RECORD LIST:
----------------------------------------
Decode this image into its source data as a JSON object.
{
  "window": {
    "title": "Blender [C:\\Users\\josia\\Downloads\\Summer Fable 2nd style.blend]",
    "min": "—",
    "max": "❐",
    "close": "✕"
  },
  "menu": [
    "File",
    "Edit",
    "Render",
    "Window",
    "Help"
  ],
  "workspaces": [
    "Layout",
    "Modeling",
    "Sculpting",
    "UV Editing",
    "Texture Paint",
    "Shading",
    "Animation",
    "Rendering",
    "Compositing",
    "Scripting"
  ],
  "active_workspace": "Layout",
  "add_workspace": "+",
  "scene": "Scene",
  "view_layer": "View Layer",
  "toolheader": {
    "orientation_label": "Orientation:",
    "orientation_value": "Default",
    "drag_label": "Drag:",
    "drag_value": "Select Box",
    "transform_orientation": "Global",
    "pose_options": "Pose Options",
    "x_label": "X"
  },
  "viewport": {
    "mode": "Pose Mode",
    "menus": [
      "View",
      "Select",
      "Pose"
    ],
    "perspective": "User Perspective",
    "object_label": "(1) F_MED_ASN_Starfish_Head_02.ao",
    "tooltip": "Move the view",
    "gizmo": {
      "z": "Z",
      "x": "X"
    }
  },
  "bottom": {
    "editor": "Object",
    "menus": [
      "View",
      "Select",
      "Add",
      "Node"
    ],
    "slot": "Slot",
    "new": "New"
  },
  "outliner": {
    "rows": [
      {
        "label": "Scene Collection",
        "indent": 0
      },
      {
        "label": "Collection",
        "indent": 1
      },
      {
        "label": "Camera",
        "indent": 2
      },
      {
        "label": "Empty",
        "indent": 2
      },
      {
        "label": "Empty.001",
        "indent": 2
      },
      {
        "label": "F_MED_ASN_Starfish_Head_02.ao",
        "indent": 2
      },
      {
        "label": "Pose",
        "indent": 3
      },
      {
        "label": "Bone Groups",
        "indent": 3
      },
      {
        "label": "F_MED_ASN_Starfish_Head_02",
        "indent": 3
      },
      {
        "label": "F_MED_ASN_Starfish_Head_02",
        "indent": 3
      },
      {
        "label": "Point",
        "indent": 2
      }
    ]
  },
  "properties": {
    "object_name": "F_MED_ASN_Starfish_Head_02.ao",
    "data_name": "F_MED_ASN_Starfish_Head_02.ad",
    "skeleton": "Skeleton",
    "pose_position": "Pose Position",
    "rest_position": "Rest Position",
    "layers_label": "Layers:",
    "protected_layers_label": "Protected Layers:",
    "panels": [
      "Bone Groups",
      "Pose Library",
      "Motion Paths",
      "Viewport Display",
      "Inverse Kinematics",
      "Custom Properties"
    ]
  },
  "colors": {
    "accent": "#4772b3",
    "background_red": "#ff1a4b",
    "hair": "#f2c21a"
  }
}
----------------------------------------
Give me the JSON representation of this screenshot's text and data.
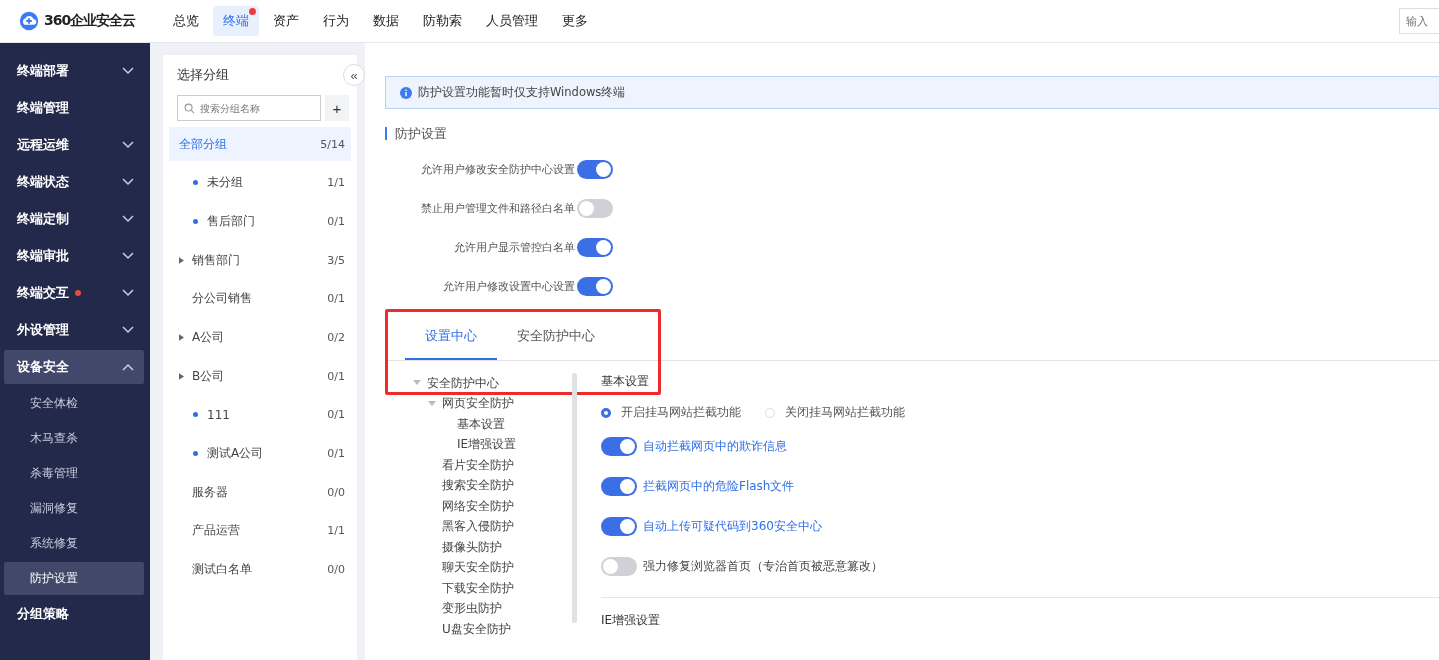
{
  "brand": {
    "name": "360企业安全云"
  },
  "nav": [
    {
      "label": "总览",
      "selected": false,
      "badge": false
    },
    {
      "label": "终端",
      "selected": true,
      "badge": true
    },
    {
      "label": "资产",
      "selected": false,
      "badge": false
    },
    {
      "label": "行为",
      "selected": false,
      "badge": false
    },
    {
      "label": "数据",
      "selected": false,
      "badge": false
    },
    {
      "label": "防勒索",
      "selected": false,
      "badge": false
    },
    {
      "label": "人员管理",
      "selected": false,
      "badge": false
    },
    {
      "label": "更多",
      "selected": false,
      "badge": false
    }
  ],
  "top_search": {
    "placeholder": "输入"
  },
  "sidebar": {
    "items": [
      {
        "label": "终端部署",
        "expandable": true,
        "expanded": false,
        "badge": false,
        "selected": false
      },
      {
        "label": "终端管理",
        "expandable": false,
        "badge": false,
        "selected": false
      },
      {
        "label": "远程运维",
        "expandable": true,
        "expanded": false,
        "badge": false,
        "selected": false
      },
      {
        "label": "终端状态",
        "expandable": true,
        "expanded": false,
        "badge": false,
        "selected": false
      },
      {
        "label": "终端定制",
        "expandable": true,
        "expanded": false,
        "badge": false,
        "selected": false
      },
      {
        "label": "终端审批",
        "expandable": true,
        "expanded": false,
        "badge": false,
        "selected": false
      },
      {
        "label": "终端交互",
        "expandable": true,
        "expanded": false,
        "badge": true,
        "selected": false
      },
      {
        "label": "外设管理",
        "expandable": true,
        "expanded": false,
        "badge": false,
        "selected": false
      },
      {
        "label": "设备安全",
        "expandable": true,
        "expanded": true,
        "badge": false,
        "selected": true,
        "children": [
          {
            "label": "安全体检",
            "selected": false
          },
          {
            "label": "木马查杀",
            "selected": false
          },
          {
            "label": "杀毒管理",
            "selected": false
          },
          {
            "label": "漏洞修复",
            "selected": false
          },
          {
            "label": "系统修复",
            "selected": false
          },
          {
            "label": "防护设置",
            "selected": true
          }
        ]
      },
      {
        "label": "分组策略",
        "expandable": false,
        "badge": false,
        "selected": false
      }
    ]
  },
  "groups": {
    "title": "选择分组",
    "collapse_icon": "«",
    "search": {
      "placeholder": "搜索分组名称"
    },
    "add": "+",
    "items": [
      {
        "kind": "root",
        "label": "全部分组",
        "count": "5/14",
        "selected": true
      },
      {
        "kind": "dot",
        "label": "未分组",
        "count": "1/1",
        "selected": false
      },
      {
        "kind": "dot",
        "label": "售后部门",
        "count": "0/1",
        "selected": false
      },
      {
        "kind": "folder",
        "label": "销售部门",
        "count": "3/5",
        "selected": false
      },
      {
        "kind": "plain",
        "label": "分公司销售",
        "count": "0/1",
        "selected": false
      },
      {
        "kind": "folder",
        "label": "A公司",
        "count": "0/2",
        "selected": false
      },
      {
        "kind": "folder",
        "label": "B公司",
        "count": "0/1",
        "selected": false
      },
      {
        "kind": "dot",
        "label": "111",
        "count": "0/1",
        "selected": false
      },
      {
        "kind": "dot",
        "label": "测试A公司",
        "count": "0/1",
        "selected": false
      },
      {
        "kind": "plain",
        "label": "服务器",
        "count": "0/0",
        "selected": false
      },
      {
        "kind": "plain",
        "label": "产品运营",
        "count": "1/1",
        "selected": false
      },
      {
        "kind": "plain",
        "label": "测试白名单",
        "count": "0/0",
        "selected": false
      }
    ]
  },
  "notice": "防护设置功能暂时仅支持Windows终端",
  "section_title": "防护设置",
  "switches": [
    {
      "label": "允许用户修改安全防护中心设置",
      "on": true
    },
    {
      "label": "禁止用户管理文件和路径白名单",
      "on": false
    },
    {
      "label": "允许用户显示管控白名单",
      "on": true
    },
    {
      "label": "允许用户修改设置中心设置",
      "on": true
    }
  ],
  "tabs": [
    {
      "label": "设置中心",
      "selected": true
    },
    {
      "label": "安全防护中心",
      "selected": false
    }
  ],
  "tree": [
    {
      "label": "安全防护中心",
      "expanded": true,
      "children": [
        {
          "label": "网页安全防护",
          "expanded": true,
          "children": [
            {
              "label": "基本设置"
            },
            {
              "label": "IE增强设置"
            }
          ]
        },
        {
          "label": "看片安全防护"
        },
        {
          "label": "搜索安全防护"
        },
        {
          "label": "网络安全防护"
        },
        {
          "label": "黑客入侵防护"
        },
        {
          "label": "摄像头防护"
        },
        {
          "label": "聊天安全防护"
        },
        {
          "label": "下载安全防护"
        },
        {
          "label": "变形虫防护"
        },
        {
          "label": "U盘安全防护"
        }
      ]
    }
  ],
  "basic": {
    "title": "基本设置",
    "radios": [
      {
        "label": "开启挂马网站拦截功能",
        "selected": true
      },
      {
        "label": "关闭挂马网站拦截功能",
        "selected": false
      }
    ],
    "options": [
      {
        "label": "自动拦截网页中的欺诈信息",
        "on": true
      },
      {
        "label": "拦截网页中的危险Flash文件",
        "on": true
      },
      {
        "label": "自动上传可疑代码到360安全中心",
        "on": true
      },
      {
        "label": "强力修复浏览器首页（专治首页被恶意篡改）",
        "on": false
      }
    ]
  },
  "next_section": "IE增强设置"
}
----------------------------------------
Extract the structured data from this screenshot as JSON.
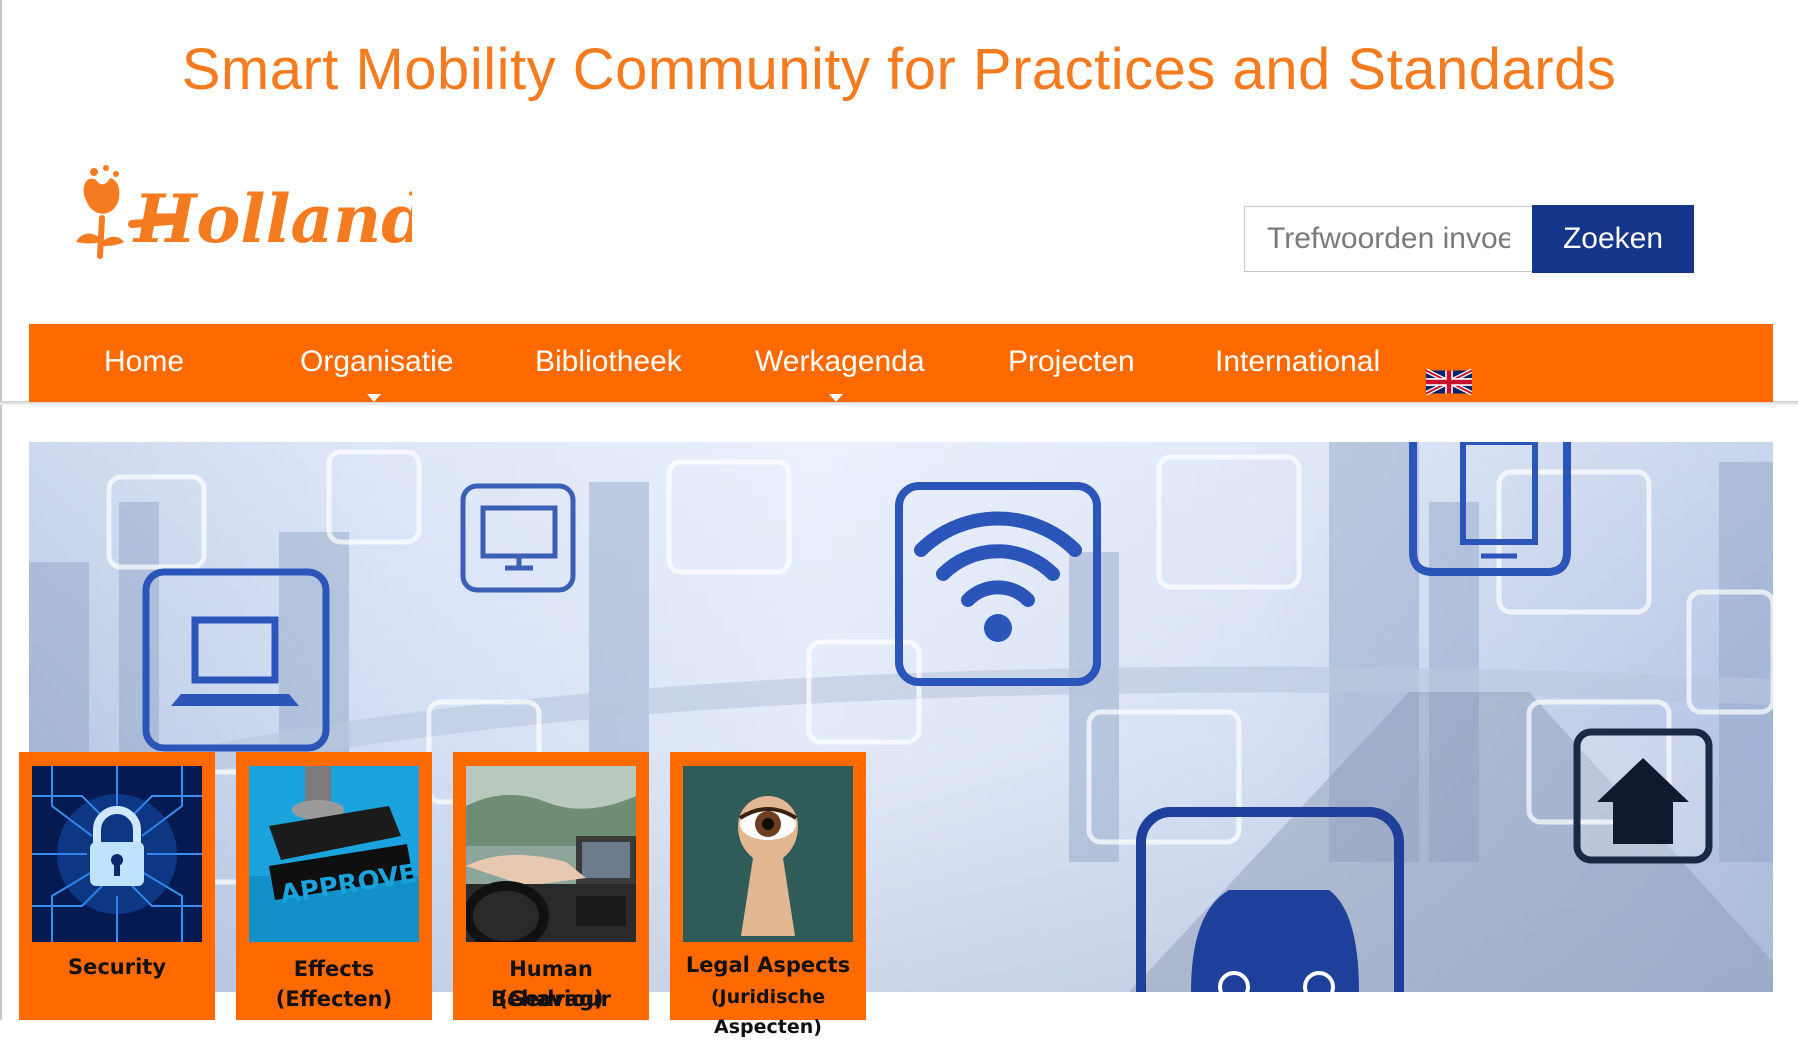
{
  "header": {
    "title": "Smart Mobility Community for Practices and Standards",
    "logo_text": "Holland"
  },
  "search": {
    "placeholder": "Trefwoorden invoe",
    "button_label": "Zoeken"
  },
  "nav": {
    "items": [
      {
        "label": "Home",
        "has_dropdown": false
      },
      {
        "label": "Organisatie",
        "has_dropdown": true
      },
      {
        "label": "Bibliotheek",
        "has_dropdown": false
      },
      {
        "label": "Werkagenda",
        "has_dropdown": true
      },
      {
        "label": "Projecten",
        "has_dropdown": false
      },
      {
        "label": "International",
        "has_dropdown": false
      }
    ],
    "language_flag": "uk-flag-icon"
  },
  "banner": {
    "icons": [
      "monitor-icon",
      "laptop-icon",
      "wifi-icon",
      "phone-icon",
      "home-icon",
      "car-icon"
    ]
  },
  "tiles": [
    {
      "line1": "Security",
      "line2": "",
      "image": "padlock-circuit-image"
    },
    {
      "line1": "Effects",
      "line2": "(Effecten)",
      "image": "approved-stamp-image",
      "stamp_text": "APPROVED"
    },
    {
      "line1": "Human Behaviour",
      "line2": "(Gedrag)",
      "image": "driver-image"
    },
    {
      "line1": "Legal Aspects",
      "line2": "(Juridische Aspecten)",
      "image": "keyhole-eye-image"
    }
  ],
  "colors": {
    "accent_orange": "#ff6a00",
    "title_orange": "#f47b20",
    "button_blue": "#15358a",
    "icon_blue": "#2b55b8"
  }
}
----------------------------------------
EXERCISE AIM:
Tally the lines of the listing that include "Scene". Reply with nothing but the count.

ANSWER TO THE EXERCISE:
2